*Goal of the exercise:*
Provide only the number of lines where "Give" occurs.

*Input records:*
══════════
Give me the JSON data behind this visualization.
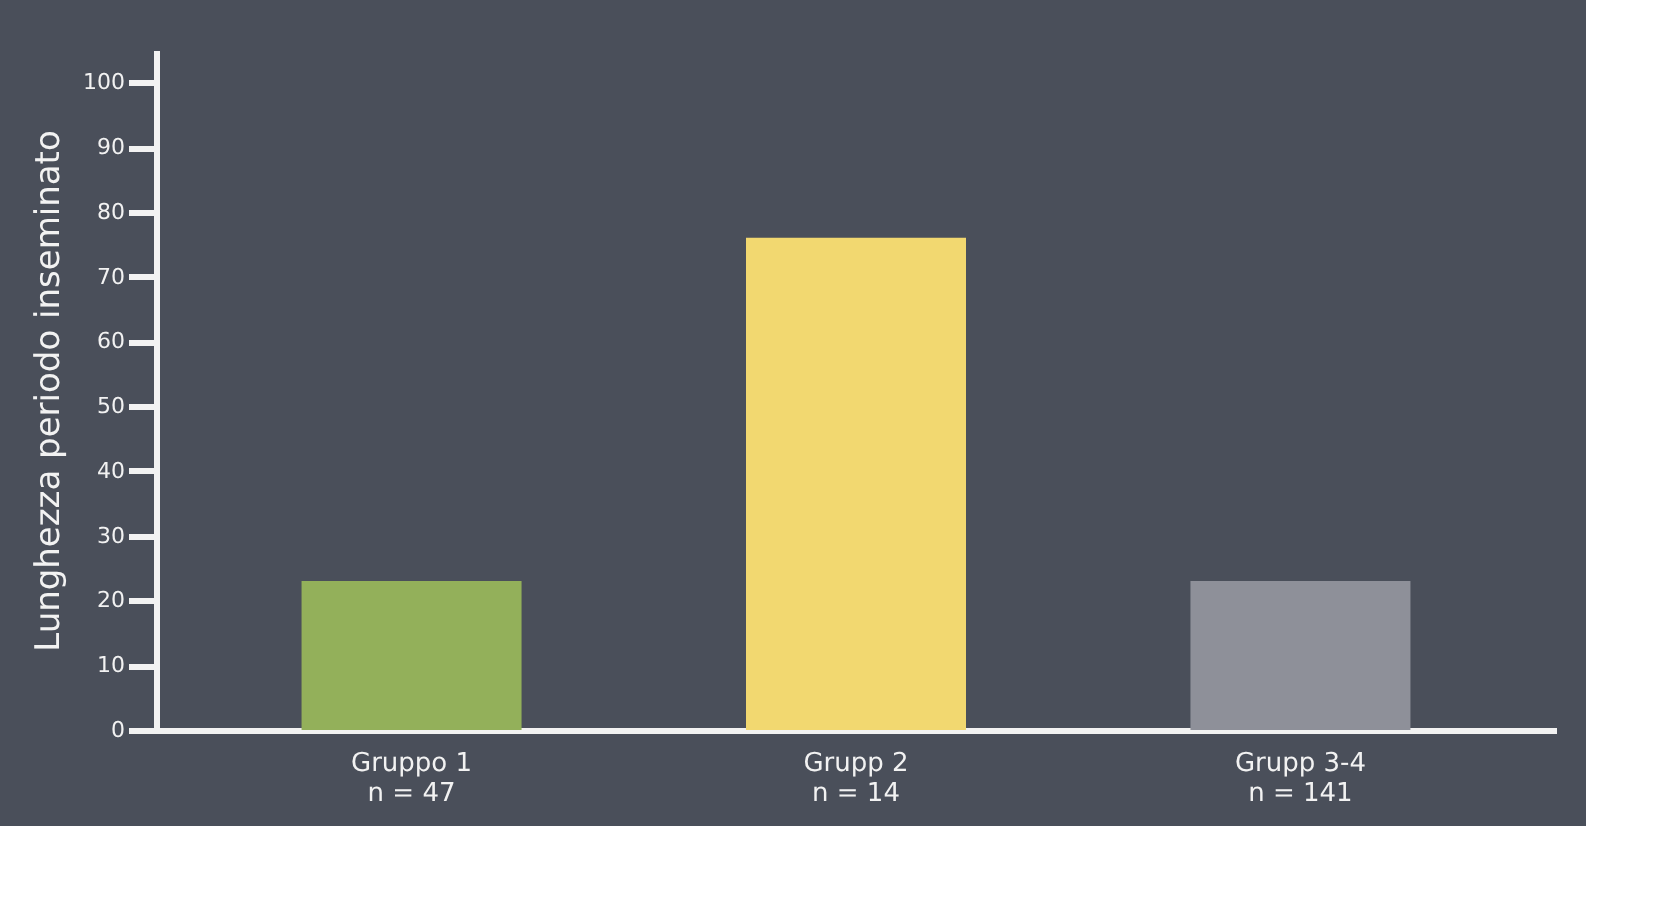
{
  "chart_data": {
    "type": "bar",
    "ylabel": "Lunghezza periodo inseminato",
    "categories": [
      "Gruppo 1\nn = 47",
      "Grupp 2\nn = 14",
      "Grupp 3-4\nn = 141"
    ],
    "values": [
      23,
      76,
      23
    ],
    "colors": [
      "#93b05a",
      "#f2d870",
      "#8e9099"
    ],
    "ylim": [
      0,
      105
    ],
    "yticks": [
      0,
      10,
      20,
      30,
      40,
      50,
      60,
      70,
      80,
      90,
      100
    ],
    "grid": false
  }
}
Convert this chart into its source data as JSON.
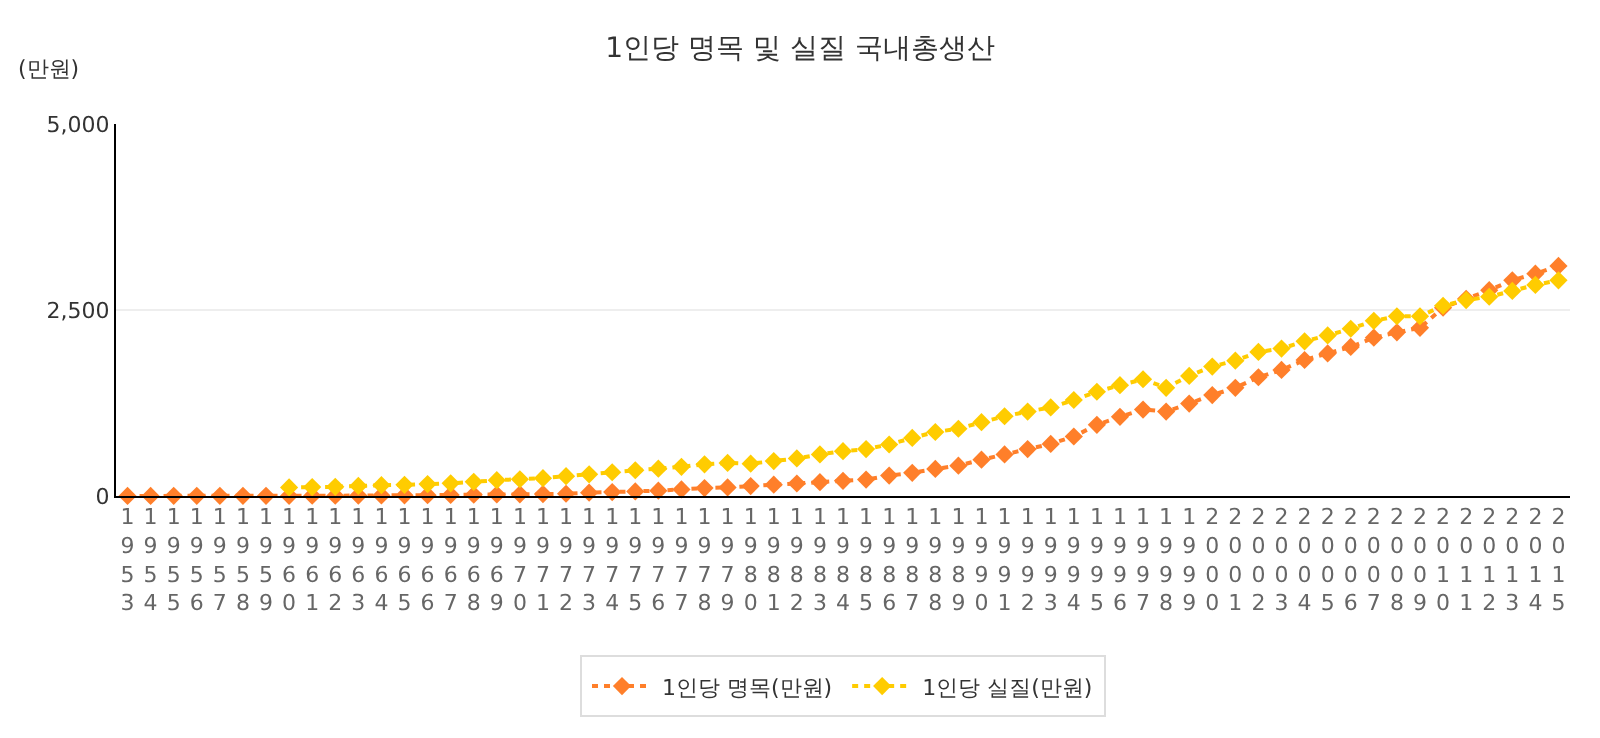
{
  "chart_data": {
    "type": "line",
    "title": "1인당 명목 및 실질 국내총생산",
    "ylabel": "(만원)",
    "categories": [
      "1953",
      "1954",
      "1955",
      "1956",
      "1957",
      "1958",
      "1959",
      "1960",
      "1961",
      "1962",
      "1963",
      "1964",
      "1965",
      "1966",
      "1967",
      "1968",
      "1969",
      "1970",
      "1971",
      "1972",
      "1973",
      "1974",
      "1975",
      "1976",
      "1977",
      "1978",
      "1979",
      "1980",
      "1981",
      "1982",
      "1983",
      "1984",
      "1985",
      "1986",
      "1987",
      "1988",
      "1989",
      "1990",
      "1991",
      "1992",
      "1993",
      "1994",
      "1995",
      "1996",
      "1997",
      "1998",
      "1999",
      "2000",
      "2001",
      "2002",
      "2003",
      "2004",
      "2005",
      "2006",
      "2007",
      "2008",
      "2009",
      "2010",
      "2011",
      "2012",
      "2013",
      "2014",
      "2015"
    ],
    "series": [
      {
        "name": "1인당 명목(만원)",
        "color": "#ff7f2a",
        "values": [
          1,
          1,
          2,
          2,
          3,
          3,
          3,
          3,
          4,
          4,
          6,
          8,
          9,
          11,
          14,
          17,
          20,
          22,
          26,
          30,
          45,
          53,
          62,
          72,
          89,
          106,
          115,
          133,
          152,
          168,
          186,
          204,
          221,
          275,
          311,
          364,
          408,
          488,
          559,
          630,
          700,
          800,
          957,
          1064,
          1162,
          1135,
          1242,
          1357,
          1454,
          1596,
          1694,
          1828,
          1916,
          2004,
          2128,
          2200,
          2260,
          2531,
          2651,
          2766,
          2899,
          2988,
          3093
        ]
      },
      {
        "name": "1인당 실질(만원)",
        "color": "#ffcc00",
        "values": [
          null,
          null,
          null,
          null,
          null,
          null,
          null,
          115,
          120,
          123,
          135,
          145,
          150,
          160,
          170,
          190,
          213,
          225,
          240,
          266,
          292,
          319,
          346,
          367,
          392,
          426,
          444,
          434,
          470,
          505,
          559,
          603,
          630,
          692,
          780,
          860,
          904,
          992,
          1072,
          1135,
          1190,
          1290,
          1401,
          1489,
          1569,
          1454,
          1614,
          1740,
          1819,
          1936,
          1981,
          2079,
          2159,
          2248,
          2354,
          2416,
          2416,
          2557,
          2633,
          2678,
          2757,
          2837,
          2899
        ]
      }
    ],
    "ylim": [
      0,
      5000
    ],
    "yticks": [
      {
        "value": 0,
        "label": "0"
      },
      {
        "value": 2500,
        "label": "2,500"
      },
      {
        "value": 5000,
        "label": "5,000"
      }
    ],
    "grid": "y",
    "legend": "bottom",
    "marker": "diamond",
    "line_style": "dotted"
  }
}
══════════
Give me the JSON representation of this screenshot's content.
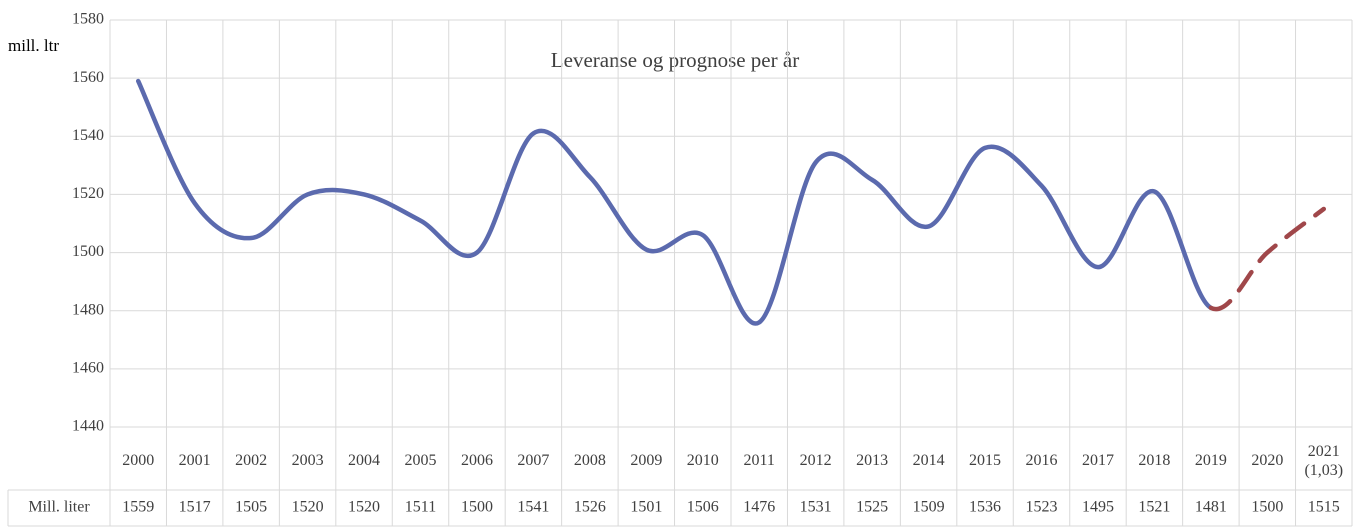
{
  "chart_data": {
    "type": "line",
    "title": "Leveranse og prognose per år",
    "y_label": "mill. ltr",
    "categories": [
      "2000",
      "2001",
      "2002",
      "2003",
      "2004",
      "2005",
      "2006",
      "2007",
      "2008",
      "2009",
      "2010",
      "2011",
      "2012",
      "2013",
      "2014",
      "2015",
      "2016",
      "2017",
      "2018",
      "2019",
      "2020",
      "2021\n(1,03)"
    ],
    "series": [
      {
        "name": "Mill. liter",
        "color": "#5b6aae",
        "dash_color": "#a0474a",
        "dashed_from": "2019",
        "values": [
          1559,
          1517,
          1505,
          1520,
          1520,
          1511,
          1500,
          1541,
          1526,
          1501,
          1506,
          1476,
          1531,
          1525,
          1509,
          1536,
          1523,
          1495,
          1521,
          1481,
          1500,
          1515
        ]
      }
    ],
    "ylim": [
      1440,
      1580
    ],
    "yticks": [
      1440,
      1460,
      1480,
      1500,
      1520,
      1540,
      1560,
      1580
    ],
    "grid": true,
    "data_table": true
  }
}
══════════
*The output:*
2